### [Work instructions]
Retype the material word for word.

BEGIN

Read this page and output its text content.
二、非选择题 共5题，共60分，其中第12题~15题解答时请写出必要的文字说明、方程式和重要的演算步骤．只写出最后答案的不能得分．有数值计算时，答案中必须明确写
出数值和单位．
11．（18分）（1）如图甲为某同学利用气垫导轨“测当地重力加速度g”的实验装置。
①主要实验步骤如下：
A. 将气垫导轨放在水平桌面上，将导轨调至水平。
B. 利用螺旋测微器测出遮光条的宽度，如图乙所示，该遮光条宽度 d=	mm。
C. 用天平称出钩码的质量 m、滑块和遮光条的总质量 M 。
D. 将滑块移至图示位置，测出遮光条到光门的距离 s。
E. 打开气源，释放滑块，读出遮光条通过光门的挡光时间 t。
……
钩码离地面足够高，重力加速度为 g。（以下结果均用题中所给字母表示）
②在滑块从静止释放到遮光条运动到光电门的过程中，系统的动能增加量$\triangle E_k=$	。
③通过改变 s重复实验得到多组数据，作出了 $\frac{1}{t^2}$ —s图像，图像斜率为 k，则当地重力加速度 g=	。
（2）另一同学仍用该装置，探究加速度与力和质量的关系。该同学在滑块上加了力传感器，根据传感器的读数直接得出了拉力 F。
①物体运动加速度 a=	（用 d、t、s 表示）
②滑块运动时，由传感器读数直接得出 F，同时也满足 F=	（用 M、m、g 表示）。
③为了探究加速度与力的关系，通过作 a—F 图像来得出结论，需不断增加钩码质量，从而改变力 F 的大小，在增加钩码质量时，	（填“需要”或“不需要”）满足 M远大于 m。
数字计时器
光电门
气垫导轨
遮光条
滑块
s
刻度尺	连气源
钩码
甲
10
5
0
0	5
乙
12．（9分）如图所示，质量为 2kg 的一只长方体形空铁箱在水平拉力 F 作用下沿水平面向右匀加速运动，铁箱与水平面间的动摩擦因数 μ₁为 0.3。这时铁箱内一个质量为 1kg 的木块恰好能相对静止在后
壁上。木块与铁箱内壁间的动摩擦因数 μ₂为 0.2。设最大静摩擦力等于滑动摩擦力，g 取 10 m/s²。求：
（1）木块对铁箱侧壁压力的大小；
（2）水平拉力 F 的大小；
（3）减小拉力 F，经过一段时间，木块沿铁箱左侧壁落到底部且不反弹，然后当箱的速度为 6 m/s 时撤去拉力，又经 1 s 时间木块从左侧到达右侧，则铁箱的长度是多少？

END

### [Complete output]
Read this page and output its text content.
二、非选择题 共5题，共60分，其中第12题~15题解答时请写出必要的文字说明、方程式和重要的演算步骤．只写出最后答案的不能得分．有数值计算时，答案中必须明确写
出数值和单位．
11．（18分）（1）如图甲为某同学利用气垫导轨“测当地重力加速度g”的实验装置。
①主要实验步骤如下：
A. 将气垫导轨放在水平桌面上，将导轨调至水平。
B. 利用螺旋测微器测出遮光条的宽度，如图乙所示，该遮光条宽度 d=	mm。
C. 用天平称出钩码的质量 m、滑块和遮光条的总质量 M 。
D. 将滑块移至图示位置，测出遮光条到光门的距离 s。
E. 打开气源，释放滑块，读出遮光条通过光门的挡光时间 t。
……
钩码离地面足够高，重力加速度为 g。（以下结果均用题中所给字母表示）
②在滑块从静止释放到遮光条运动到光电门的过程中，系统的动能增加量$\triangle E_k=$	。
③通过改变 s重复实验得到多组数据，作出了 $\frac{1}{t^2}$ —s图像，图像斜率为 k，则当地重力加速度 g=	。
（2）另一同学仍用该装置，探究加速度与力和质量的关系。该同学在滑块上加了力传感器，根据传感器的读数直接得出了拉力 F。
①物体运动加速度 a=	（用 d、t、s 表示）
②滑块运动时，由传感器读数直接得出 F，同时也满足 F=	（用 M、m、g 表示）。
③为了探究加速度与力的关系，通过作 a—F 图像来得出结论，需不断增加钩码质量，从而改变力 F 的大小，在增加钩码质量时，	（填“需要”或“不需要”）满足 M远大于 m。
数字计时器
光电门
气垫导轨
遮光条
滑块
s
刻度尺	连气源
钩码
甲
10
5
0
0	5
乙
12．（9分）如图所示，质量为 2kg 的一只长方体形空铁箱在水平拉力 F 作用下沿水平面向右匀加速运动，铁箱与水平面间的动摩擦因数 μ₁为 0.3。这时铁箱内一个质量为 1kg 的木块恰好能相对静止在后
壁上。木块与铁箱内壁间的动摩擦因数 μ₂为 0.2。设最大静摩擦力等于滑动摩擦力，g 取 10 m/s²。求：
（1）木块对铁箱侧壁压力的大小；
（2）水平拉力 F 的大小；
（3）减小拉力 F，经过一段时间，木块沿铁箱左侧壁落到底部且不反弹，然后当箱的速度为 6 m/s 时撤去拉力，又经 1 s 时间木块从左侧到达右侧，则铁箱的长度是多少？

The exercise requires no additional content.